- **EXERCISE DESCRIPTION**
Your task is to tally the lines of the listing containing the word "title" and report the figure alone.

Start of EXERCISE INPUT

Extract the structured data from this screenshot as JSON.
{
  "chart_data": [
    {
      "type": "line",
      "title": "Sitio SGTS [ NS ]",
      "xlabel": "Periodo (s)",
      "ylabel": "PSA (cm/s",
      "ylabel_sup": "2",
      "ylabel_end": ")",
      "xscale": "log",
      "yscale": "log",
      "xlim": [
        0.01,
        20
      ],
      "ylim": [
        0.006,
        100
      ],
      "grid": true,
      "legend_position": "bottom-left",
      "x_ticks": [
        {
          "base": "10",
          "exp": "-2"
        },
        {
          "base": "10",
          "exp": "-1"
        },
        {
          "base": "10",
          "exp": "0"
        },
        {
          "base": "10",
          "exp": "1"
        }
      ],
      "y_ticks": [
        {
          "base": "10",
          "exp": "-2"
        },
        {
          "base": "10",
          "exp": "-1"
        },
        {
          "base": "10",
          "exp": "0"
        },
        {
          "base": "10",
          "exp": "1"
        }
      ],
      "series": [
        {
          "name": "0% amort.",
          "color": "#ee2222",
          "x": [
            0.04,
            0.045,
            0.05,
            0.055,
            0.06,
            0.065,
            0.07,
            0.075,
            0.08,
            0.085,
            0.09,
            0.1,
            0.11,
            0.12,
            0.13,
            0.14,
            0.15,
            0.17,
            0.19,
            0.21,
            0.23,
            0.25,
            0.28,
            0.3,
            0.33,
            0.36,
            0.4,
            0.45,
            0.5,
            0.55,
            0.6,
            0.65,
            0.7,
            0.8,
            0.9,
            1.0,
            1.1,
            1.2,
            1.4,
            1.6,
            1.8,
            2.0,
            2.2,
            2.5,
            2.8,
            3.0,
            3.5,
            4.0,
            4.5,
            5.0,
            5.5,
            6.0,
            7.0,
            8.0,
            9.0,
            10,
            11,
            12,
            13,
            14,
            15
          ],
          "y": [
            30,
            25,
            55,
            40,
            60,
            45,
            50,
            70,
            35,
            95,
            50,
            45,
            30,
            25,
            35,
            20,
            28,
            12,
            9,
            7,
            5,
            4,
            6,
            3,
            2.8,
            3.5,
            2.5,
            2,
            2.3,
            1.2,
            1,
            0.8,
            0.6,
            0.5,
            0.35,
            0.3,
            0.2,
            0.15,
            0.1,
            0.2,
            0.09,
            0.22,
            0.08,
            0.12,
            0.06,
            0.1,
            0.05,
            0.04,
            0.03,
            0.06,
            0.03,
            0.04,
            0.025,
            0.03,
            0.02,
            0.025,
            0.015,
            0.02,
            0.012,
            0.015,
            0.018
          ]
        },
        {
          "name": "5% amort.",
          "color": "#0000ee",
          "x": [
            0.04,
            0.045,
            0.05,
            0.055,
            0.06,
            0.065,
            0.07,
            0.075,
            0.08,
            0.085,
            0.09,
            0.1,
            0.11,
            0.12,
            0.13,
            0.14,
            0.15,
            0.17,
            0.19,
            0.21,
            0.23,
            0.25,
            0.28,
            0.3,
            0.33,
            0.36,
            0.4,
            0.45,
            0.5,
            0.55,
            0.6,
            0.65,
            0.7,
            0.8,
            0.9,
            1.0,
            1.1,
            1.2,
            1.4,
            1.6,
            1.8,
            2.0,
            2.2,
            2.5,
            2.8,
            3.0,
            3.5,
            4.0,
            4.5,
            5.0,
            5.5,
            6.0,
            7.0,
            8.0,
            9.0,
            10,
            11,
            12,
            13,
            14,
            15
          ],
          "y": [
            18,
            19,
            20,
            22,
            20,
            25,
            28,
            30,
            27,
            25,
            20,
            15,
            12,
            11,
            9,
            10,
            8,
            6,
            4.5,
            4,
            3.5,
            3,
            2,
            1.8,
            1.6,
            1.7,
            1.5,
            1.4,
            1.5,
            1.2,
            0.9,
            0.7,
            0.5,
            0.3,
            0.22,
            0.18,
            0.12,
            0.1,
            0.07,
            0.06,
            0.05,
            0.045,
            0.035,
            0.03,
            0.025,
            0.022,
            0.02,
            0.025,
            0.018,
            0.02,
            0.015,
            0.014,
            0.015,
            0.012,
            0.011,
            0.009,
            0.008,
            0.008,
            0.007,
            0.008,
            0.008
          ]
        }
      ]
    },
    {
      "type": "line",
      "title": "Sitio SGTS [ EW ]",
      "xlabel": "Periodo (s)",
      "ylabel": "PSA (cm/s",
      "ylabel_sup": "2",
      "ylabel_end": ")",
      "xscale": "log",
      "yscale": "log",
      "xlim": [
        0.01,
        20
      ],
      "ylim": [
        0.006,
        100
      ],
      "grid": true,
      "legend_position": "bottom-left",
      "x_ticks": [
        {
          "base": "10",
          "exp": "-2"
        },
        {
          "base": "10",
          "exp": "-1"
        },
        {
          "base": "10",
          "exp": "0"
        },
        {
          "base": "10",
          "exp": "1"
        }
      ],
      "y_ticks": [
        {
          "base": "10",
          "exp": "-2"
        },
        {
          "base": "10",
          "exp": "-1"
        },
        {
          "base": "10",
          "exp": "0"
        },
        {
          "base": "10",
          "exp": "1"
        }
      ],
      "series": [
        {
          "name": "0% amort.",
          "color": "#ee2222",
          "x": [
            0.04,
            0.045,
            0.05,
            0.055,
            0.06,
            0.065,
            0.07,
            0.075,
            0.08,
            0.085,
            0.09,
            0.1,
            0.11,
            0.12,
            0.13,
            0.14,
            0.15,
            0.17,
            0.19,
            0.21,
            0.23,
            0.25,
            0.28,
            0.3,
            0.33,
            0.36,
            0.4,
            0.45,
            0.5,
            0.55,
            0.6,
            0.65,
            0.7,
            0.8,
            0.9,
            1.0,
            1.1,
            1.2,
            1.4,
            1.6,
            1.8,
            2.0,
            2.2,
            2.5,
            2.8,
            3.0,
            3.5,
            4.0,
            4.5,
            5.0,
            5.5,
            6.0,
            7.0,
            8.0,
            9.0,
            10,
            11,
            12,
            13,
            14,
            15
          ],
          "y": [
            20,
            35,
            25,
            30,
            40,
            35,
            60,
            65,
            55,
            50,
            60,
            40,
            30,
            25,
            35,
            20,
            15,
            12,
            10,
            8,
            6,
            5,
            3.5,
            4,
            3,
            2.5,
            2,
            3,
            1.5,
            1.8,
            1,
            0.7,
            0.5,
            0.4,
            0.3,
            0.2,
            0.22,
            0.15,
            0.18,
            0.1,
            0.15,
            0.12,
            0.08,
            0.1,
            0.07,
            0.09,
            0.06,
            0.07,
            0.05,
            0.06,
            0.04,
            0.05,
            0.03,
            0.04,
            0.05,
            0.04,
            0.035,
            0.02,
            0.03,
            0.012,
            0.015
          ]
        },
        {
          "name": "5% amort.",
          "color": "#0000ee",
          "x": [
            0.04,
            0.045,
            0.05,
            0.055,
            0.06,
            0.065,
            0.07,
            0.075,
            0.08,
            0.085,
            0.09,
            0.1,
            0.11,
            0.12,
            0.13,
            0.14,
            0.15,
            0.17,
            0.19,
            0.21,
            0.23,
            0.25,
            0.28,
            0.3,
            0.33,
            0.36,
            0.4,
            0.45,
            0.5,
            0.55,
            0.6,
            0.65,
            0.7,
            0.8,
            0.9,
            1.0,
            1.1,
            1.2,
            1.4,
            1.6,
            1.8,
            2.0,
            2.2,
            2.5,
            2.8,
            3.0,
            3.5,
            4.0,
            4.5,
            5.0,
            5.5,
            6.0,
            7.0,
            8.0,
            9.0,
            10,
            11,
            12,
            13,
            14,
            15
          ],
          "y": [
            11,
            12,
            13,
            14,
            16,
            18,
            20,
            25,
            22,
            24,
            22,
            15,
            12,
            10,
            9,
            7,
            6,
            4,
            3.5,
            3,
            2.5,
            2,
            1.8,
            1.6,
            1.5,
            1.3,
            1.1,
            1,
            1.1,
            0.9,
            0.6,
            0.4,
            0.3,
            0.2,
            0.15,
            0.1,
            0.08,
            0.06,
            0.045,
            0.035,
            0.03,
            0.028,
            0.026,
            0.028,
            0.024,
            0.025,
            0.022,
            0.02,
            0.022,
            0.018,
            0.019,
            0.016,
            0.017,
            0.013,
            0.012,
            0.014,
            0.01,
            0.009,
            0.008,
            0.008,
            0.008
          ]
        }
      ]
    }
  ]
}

End of EXERCISE INPUT

- **SOLUTION TO THE EXERCISE**
2